トレンドマイクロは5月13日、公式ブログで「大規模な暗号化型ランサムウェア「WannaCry/Wcry」の攻撃、世界各国で影響」と題する記事を公開しました。
深刻な暗号化型ランサムウェア(身代金要求型ウイルス)が世界各国で攻撃を行っている事実が確認されています。この攻撃は、2017年3月および 4月に明らかになった2つのセキュリティリスクが組み合わされて実行されました。1つは、Windows SMB のリモートでコードが実行される脆弱性「CVE-2017-0144」で Microsoft の3月のセキュリティ情報により明らかになり、同社は問題の脆弱性に対する更新プログラムを公開しました。もう1つは、暗号化型ランサムウェア「WannaCry/Wcry」で、同年4月に確認されたものです。
今回の攻撃で使われた暗号化型ランサムウェア「WannaCry/Wcry」は、300米ドル(約3万4千円、2017年5月13日時点)相当の身代金をビットコインで要求することが分かっています。トレンドマイクロのクラウド型セキュリティ基盤「Trend Micro Smart Protection Network」のフィードバックによると、英国、台湾、チリ、および日本などが今回の攻撃の深刻な影響を受けていることが判明しています。またこれらの国々以外にも、米国およびインドも検出が確認されています。

## 課題の説明
WannaCry攻撃に関する出典文書から、深刻な影響を受けた国と検出が確認された国として挙げられている国名をすべて書き出しなさい。 記録は、この出典文書とは別の出典から取られている。

## データセット
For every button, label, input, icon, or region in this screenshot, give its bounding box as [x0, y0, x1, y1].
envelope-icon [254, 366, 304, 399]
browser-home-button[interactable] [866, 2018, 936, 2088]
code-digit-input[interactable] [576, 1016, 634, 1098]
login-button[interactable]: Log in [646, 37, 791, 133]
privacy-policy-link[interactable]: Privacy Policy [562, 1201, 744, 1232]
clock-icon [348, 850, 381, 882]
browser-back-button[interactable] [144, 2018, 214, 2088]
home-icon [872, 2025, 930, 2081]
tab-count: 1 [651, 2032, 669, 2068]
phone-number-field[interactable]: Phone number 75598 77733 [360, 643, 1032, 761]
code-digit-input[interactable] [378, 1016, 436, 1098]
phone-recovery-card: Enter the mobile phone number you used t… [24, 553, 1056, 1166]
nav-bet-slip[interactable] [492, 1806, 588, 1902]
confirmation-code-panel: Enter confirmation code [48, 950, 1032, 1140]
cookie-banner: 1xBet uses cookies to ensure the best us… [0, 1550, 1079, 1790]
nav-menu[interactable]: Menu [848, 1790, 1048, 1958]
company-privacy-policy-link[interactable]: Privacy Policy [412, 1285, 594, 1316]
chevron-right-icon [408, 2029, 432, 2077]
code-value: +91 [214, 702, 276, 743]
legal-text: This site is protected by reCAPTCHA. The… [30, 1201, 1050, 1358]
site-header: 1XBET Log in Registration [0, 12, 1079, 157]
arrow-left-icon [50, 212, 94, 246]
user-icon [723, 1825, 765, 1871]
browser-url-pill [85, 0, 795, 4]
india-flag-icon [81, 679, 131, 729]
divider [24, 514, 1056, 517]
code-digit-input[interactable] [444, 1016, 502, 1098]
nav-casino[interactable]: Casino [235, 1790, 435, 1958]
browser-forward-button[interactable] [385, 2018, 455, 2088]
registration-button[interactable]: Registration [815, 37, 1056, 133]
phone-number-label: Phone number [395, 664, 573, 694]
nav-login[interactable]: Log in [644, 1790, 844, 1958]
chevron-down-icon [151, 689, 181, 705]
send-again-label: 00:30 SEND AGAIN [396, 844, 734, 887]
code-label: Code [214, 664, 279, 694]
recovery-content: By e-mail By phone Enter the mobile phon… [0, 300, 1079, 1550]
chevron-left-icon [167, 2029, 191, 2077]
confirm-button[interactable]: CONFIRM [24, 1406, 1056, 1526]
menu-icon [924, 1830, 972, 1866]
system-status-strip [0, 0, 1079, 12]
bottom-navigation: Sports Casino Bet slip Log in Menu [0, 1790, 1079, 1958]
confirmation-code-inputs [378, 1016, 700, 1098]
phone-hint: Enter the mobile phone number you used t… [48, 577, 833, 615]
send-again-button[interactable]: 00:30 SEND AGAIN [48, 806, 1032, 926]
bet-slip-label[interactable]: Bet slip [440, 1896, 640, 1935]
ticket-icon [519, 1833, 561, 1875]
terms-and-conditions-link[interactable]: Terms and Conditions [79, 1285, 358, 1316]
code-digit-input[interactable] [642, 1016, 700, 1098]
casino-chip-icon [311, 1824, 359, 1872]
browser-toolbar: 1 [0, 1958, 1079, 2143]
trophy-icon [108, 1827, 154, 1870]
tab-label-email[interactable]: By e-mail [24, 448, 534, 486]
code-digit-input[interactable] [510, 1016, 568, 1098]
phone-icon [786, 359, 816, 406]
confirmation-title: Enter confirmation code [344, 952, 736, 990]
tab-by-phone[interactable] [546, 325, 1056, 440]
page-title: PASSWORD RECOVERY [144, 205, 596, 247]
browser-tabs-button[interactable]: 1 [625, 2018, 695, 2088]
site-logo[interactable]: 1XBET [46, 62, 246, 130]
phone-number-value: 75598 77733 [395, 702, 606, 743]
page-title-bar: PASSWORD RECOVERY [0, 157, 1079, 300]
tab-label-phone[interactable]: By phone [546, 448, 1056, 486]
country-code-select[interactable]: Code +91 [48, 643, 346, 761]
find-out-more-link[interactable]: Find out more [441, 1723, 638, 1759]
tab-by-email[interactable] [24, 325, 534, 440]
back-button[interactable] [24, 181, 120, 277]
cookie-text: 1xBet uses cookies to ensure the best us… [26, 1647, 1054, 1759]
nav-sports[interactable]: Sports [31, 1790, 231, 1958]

## 回答
英国、台湾、チリ、日本、米国、インド